## What you are asked to do
Count how many lines in the data below contain the string "Kroupa", with case counting, and reply with the number alone.

## Recorded information
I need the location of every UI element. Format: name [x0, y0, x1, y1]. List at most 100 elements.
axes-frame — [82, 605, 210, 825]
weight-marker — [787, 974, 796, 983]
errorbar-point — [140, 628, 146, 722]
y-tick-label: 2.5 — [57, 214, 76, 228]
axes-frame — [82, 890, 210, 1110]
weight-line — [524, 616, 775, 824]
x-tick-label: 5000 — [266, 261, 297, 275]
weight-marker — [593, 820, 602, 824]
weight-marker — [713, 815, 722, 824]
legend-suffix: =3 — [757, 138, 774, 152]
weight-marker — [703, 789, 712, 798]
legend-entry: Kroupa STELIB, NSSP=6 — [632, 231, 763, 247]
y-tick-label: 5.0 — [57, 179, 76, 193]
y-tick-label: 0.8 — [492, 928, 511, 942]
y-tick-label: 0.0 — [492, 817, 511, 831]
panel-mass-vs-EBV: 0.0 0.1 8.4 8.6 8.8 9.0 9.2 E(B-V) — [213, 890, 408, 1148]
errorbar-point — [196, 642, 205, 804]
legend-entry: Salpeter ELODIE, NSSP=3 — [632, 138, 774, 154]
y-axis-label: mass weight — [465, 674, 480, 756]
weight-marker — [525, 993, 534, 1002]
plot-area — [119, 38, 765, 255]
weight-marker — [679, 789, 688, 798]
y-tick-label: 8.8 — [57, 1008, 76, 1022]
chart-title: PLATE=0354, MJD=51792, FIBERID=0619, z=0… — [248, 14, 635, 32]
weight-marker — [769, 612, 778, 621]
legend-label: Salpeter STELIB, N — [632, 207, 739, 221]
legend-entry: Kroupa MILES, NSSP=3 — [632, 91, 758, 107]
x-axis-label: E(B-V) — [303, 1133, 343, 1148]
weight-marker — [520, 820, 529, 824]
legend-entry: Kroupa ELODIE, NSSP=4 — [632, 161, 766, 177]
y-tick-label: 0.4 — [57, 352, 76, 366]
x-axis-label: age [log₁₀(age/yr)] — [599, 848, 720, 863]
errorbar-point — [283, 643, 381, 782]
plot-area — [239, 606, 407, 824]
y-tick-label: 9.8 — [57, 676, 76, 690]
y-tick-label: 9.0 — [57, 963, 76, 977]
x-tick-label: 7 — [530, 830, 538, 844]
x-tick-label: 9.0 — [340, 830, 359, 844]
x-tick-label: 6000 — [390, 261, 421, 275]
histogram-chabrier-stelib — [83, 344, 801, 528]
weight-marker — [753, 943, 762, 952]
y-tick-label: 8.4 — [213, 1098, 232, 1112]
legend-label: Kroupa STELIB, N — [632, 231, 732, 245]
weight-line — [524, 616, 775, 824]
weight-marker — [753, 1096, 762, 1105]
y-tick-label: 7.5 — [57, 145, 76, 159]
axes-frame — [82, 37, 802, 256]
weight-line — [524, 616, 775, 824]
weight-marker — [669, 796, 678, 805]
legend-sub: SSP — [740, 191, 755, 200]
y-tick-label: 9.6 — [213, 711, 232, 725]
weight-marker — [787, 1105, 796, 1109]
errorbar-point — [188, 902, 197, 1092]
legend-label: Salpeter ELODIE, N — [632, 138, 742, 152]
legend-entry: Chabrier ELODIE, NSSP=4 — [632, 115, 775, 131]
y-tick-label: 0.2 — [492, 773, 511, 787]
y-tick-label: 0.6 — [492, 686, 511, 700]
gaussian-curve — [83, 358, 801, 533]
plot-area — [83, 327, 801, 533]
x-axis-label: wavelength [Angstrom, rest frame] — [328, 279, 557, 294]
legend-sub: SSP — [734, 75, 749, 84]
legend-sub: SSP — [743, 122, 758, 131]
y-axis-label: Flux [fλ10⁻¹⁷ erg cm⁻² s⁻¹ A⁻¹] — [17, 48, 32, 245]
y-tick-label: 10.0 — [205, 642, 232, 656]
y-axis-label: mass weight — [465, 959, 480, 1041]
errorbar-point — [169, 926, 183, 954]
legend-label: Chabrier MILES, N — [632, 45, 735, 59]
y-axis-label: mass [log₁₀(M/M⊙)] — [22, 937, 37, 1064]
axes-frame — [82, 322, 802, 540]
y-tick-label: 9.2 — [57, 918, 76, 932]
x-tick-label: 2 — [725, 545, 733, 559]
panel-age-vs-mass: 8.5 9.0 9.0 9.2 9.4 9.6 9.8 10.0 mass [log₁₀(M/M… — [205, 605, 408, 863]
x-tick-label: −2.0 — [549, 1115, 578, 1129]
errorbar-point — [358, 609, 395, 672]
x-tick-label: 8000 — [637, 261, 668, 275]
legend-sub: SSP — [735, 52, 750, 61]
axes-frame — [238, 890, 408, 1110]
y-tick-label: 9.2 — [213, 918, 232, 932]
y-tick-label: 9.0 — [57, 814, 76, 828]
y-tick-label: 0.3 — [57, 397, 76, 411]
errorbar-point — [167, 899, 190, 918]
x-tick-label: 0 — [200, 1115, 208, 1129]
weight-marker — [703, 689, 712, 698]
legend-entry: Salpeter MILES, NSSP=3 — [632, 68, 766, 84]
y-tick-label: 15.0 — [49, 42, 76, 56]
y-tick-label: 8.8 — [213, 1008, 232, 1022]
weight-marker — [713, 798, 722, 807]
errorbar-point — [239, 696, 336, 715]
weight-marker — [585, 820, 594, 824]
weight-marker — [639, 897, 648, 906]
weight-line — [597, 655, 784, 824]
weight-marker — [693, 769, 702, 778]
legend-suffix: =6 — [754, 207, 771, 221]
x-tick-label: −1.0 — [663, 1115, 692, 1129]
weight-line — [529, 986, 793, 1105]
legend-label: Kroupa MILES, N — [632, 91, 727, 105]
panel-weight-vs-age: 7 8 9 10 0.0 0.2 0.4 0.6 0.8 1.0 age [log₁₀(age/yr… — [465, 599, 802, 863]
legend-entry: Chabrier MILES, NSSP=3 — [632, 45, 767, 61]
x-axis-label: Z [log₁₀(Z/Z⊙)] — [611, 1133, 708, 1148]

## Solution to the exercise
5